*** Information shown
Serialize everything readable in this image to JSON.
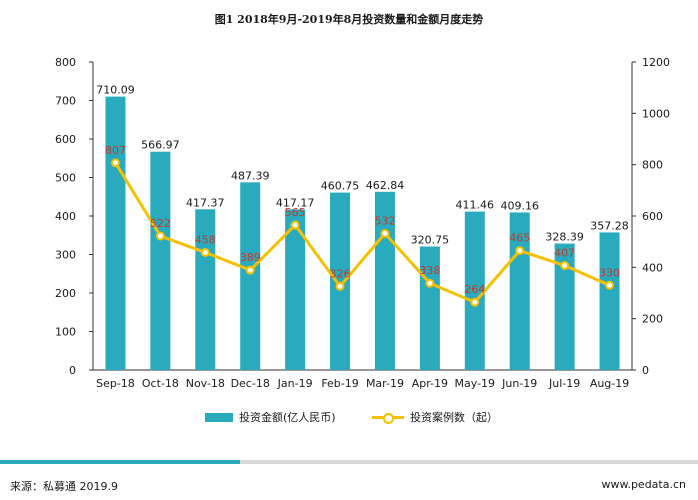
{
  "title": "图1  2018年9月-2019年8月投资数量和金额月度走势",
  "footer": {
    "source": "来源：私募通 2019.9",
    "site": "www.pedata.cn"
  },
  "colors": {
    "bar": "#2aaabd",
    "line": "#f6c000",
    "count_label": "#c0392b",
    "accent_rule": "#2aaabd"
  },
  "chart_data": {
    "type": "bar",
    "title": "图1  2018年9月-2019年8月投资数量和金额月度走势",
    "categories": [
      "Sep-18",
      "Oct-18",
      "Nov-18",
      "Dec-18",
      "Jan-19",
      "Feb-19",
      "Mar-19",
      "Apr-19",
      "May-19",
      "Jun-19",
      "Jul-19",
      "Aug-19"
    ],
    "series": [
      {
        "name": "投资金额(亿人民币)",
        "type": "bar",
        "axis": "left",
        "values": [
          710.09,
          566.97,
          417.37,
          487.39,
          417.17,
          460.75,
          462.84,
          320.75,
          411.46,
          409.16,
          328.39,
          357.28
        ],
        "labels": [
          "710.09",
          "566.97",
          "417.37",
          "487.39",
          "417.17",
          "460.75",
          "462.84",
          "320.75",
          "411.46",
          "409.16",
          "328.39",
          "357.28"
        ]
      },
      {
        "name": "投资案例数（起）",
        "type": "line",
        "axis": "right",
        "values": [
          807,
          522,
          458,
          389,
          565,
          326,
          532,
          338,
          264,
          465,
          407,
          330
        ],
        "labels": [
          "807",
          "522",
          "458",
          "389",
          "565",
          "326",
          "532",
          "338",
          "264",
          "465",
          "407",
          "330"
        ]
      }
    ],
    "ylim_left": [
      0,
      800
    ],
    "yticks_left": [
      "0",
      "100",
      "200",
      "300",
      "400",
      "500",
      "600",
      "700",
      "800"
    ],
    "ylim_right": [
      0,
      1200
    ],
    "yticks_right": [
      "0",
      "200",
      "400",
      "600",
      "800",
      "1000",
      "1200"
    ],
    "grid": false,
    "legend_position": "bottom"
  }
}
******
- [Set exercise] Leave out the pictures and copy everything else in the records word for word.

- [Solved problem]
Serialize everything readable in this image to JSON.
{
  "title": "图1  2018年9月-2019年8月投资数量和金额月度走势",
  "footer": {
    "source": "来源：私募通 2019.9",
    "site": "www.pedata.cn"
  },
  "colors": {
    "bar": "#2aaabd",
    "line": "#f6c000",
    "count_label": "#c0392b",
    "accent_rule": "#2aaabd"
  },
  "chart_data": {
    "type": "bar",
    "title": "图1  2018年9月-2019年8月投资数量和金额月度走势",
    "categories": [
      "Sep-18",
      "Oct-18",
      "Nov-18",
      "Dec-18",
      "Jan-19",
      "Feb-19",
      "Mar-19",
      "Apr-19",
      "May-19",
      "Jun-19",
      "Jul-19",
      "Aug-19"
    ],
    "series": [
      {
        "name": "投资金额(亿人民币)",
        "type": "bar",
        "axis": "left",
        "values": [
          710.09,
          566.97,
          417.37,
          487.39,
          417.17,
          460.75,
          462.84,
          320.75,
          411.46,
          409.16,
          328.39,
          357.28
        ],
        "labels": [
          "710.09",
          "566.97",
          "417.37",
          "487.39",
          "417.17",
          "460.75",
          "462.84",
          "320.75",
          "411.46",
          "409.16",
          "328.39",
          "357.28"
        ]
      },
      {
        "name": "投资案例数（起）",
        "type": "line",
        "axis": "right",
        "values": [
          807,
          522,
          458,
          389,
          565,
          326,
          532,
          338,
          264,
          465,
          407,
          330
        ],
        "labels": [
          "807",
          "522",
          "458",
          "389",
          "565",
          "326",
          "532",
          "338",
          "264",
          "465",
          "407",
          "330"
        ]
      }
    ],
    "ylim_left": [
      0,
      800
    ],
    "yticks_left": [
      "0",
      "100",
      "200",
      "300",
      "400",
      "500",
      "600",
      "700",
      "800"
    ],
    "ylim_right": [
      0,
      1200
    ],
    "yticks_right": [
      "0",
      "200",
      "400",
      "600",
      "800",
      "1000",
      "1200"
    ],
    "grid": false,
    "legend_position": "bottom"
  }
}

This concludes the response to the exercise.